• _WHAT IS BEING ASKED_: Write out all of the data exactly as it appears.

• _STORED ROWS_:
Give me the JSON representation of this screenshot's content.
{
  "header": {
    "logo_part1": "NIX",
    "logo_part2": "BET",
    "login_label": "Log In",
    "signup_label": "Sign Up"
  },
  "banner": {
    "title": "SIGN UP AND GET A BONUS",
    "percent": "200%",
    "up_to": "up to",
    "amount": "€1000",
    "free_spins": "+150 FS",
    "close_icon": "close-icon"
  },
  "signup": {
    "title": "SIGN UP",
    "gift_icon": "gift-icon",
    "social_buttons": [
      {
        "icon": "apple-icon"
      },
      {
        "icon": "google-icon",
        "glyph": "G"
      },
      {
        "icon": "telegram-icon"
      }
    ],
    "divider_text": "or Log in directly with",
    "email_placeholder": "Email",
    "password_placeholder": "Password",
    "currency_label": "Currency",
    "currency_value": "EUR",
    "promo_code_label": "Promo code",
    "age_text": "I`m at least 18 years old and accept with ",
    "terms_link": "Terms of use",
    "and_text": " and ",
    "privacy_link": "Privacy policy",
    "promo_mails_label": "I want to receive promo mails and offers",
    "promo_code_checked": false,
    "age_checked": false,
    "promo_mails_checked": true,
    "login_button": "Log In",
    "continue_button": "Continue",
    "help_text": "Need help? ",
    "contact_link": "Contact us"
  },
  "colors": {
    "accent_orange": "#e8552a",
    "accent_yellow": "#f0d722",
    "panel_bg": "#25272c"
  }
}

• _WRITTEN SOLUTION_:
Give me the JSON representation of this screenshot's content.
{
  "header": {
    "logo_part1": "NIX",
    "logo_part2": "BET",
    "login_label": "Log In",
    "signup_label": "Sign Up"
  },
  "banner": {
    "title": "SIGN UP AND GET A BONUS",
    "percent": "200%",
    "up_to": "up to",
    "amount": "€1000",
    "free_spins": "+150 FS",
    "close_icon": "close-icon"
  },
  "signup": {
    "title": "SIGN UP",
    "gift_icon": "gift-icon",
    "social_buttons": [
      {
        "icon": "apple-icon"
      },
      {
        "icon": "google-icon",
        "glyph": "G"
      },
      {
        "icon": "telegram-icon"
      }
    ],
    "divider_text": "or Log in directly with",
    "email_placeholder": "Email",
    "password_placeholder": "Password",
    "currency_label": "Currency",
    "currency_value": "EUR",
    "promo_code_label": "Promo code",
    "age_text": "I`m at least 18 years old and accept with ",
    "terms_link": "Terms of use",
    "and_text": " and ",
    "privacy_link": "Privacy policy",
    "promo_mails_label": "I want to receive promo mails and offers",
    "promo_code_checked": false,
    "age_checked": false,
    "promo_mails_checked": true,
    "login_button": "Log In",
    "continue_button": "Continue",
    "help_text": "Need help? ",
    "contact_link": "Contact us"
  },
  "colors": {
    "accent_orange": "#e8552a",
    "accent_yellow": "#f0d722",
    "panel_bg": "#25272c"
  }
}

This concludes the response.